▶ [Written exercise 1] In the listing below, rewrite as a numbered list, with no blank lines, the lines starting at the one containing "data-point (411, 334, 422, 345)" and ending at the one containing "data-point (223, 35, 234, 45)", both included.

=-=-=

Tuesday, 6 September 2016

A view from the basement

I was up in The Smoke on Thursday hangin' with my mates at the annual VIBE meeting. At one of the coffee breaks, a couple of mothers were comparing notes about the availability of schools in their area: it's headache because about 90% of primary schools are owned and operated by the Catholic church although paid for out of general taxation (and whatever they can soak out of the parents for enriching the educational experience). The Catholic schools give priority to Catholic families who live in the catchment area and protestant, muslim and agnostic tax-paying parents get the seats that are left, if any. Dilemma: Should the parents take out a second mortgage to pay for private school or spend hours in the car each week schlepping little Jimmy to a distant but right-on and inclusive Educate Together school? I said smugly that we hadn't that problem because our girls never went to school at all at all. To which the fair-enough response was "Well that is predicated on having at least one parent who wasn't working". My rejoinder was that if you live simple, you maybe don't need two salaries to put food on the table and shoes on the feet.  That was rather disingenuous because the major outgoing transaction in most family budgets in Ireland is money for roof. We are a long way from the situation 100 years ago in Rotterdam where I have been advised that in those days folks typically allocated 1/7th of their after-tax income to rent. One of The Beloved's sisters lived in London in the 1980s and bought a house in salubrious Chiswick, payments for which consumed all of His salary and half of Hers.

That was London. At the same time we bought a house in the NE of England in 1986: a rather run down 150 sq.m. red-brick terrace about 90 years old. We were not in the business of making a killing on the market so, of the 20-25 properties we viewed that Summer, we bought the second cheapest. The very cheapest had a hole in the roof and pigeons in the attic. Our gaff cost £21,000. Four years later, we moved back to Ireland and put our slightly improved and much loved home on the market. It fetched £56,000! We could have taken everyone's advice in '86 to buy the most expensive property we could afford - maybe £60K - and seen that more than double in price. But we didn't because we were thrifty and risk-averse. Back then we could live comfortably on one salary although for much of the time we were both earning and so salting away some extra cash for the future.

We thus acquired >!windfall!< a chunk money to put towards a home in Ireland. Not through hard work or canny practice - just by catching a wave of rising prices induced by various manipulations of the market by the economic policies of Margaret Thatcher. Tomorrow belonged to me. I was back at work last week and chatted to one of my office mates. He is trying to get the paper work sorted so that he can move his family to a bigger house in which each child has its own bedroom - a perfectly normal reasonable aspiration in today's Ireland. The new house is 399. That's casual code for €400,000 . . . for a 4 bed house in a crumby midlands town close to the centre of Ireland; albeit only a price-driving 80 km railway commute from Dublin. We bought a farm of land and 1/24th of a mountain for €77,000 20 years ago!

My colleague can do that because he already has equity in his existing house and by trading-up needs only pay for the differential. The new PhD graduate who will take my job when I retire in a few years time, could no more get finance for €400,000 than s/he could run to Kilkenny and back before classes. My generation has robbed her generation of the chance to live in a decent house despite having middle class academic aspirations like a room for each child or a scrap of garden to have a swing and a rabbit-hutch.

=-=-=

▶ [Written exercise 2] Extend the post about housing costs and schooling in Ireland, picking up right after its final sentence.

=-=-=

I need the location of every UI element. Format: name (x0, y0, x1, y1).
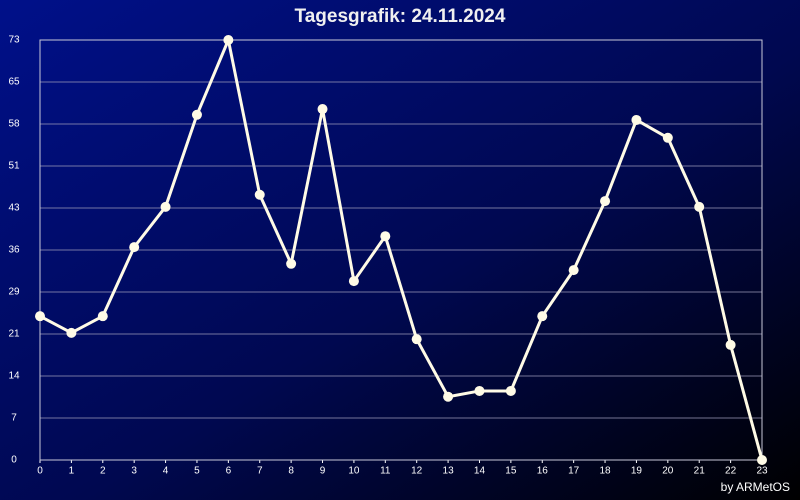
data-point (411, 334, 422, 345)
data-point (160, 201, 171, 212)
data-point (129, 242, 140, 253)
y-tick-label: 36 (8, 245, 20, 256)
data-point (317, 104, 328, 115)
y-tick-label: 21 (8, 329, 20, 340)
x-tick-label: 18 (599, 466, 611, 477)
x-tick-label: 3 (131, 466, 137, 477)
y-tick-label: 0 (11, 455, 17, 466)
data-point (568, 265, 579, 276)
y-tick-label: 51 (8, 161, 20, 172)
y-tick-label: 14 (8, 371, 20, 382)
y-tick-label: 7 (11, 413, 17, 424)
data-point (254, 189, 265, 200)
data-point (191, 109, 202, 120)
x-tick-label: 12 (411, 466, 423, 477)
credit: by ARMetOS (721, 480, 790, 494)
data-point (348, 276, 359, 287)
x-tick-label: 1 (69, 466, 75, 477)
x-tick-label: 14 (474, 466, 486, 477)
data-point (286, 258, 297, 269)
y-tick-label: 58 (8, 119, 20, 130)
data-point (505, 385, 516, 396)
x-tick-label: 20 (662, 466, 674, 477)
data-point (600, 196, 611, 207)
data-point (757, 455, 767, 465)
x-tick-label: 4 (163, 466, 169, 477)
data-point (97, 311, 108, 322)
data-point (66, 327, 77, 338)
y-tick-label: 43 (8, 203, 20, 214)
x-tick-label: 8 (288, 466, 294, 477)
data-point (537, 311, 548, 322)
data-point (443, 391, 454, 402)
x-tick-label: 15 (505, 466, 517, 477)
x-tick-label: 2 (100, 466, 106, 477)
x-tick-label: 16 (537, 466, 549, 477)
x-tick-label: 0 (37, 466, 43, 477)
x-tick-label: 11 (380, 466, 391, 477)
y-tick-label: 65 (8, 77, 20, 88)
x-tick-label: 13 (443, 466, 455, 477)
data-point (223, 35, 234, 45)
y-tick-label: 73 (8, 35, 20, 46)
x-tick-label: 10 (348, 466, 360, 477)
x-tick-label: 5 (194, 466, 200, 477)
plot-frame (39, 39, 763, 461)
x-tick-label: 9 (320, 466, 326, 477)
x-tick-label: 23 (756, 466, 768, 477)
data-line (39, 38, 764, 461)
x-tick-label: 22 (725, 466, 737, 477)
x-tick-label: 6 (226, 466, 232, 477)
data-point (631, 114, 642, 125)
x-tick-label: 7 (257, 466, 263, 477)
x-tick-label: 21 (694, 466, 706, 477)
chart-title: Tagesgrafik: 24.11.2024 (295, 6, 506, 27)
y-tick-label: 29 (8, 287, 20, 298)
data-point (35, 311, 45, 322)
x-tick-label: 17 (568, 466, 580, 477)
data-point (694, 201, 705, 212)
data-point (725, 339, 736, 350)
data-point (474, 385, 485, 396)
data-point (662, 132, 673, 143)
x-tick-label: 19 (631, 466, 643, 477)
data-point (380, 231, 391, 242)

=-=-=

▶ [Final result 1]
1. data-point (411, 334, 422, 345)
2. data-point (160, 201, 171, 212)
3. data-point (129, 242, 140, 253)
4. y-tick-label: 36 (8, 245, 20, 256)
5. data-point (317, 104, 328, 115)
6. y-tick-label: 21 (8, 329, 20, 340)
7. x-tick-label: 18 (599, 466, 611, 477)
8. x-tick-label: 3 (131, 466, 137, 477)
9. y-tick-label: 0 (11, 455, 17, 466)
10. data-point (568, 265, 579, 276)
11. y-tick-label: 51 (8, 161, 20, 172)
12. y-tick-label: 14 (8, 371, 20, 382)
13. y-tick-label: 7 (11, 413, 17, 424)
14. data-point (254, 189, 265, 200)
15. data-point (191, 109, 202, 120)
16. x-tick-label: 12 (411, 466, 423, 477)
17. credit: by ARMetOS (721, 480, 790, 494)
18. data-point (348, 276, 359, 287)
19. x-tick-label: 1 (69, 466, 75, 477)
20. x-tick-label: 14 (474, 466, 486, 477)
21. data-point (286, 258, 297, 269)
22. y-tick-label: 58 (8, 119, 20, 130)
23. data-point (505, 385, 516, 396)
24. x-tick-label: 20 (662, 466, 674, 477)
25. data-point (600, 196, 611, 207)
26. data-point (757, 455, 767, 465)
27. x-tick-label: 4 (163, 466, 169, 477)
28. data-point (97, 311, 108, 322)
29. data-point (66, 327, 77, 338)
30. y-tick-label: 43 (8, 203, 20, 214)
31. x-tick-label: 8 (288, 466, 294, 477)
32. data-point (537, 311, 548, 322)
33. data-point (443, 391, 454, 402)
34. x-tick-label: 15 (505, 466, 517, 477)
35. x-tick-label: 2 (100, 466, 106, 477)
36. x-tick-label: 16 (537, 466, 549, 477)
37. x-tick-label: 0 (37, 466, 43, 477)
38. x-tick-label: 11 (380, 466, 391, 477)
39. y-tick-label: 65 (8, 77, 20, 88)
40. x-tick-label: 13 (443, 466, 455, 477)
41. data-point (223, 35, 234, 45)

▶ [Final result 2]
This was all brought into focus by hearing Fr Peter McVerry [on the Left as befitting and with an edgy urban background] on the wireless [again!] about homelessness in Ireland. He was being given air-time because, on Tuesday 6th Sept 2016 TONIGHT, RTE is putting out a documentary A view from the basement about his work with the Peter McVerry Trust. McVerry has spent the last 30+ years working stridently against homelessness and government indifference to the Dispossessed. His Trust has started building homes because nobody else is. Interviewer "Isn't that the Government's Job?". McVerry replied that he'd been on a fact-finding mission to Derry, North of the borrrder. The population of Derry is more or less 2% that of the Republic of Ireland and they have plans to complete 1,000 units of social housing this year.
Q. In 2015, across all the local authorities of RoI, how many S.H. units were built?
A. 74.
Q. What is the Irish for Shame?
A. náire

A view from the basement is a McVerry metaphor for modern Ireland. Imagine a fine red-brick Georgian house in Dublin, long since carved up into flats. The Man lives on the top floor. In the morning, he flings open the curtains to greet the day. The Summer sun is up, the breeze is shickering the leaves on the old apple tree at the bottom of the garden, the grass of the lawn is more green than can be easily imagined, the sun picks out the Fine Gael blue speedwell Veronica arvenis that makes the lawn seem greener still. There is dew on the grass but it only seems to rain at night. At the same time in the basement of the same house, a woman also opens her curtains. She is too far down to see the lawn or the apple-tree, her view is bounded by the whitewashed wall of the outhouse. It has rained overnight and there is 10 cm of standing water between her and the toilet.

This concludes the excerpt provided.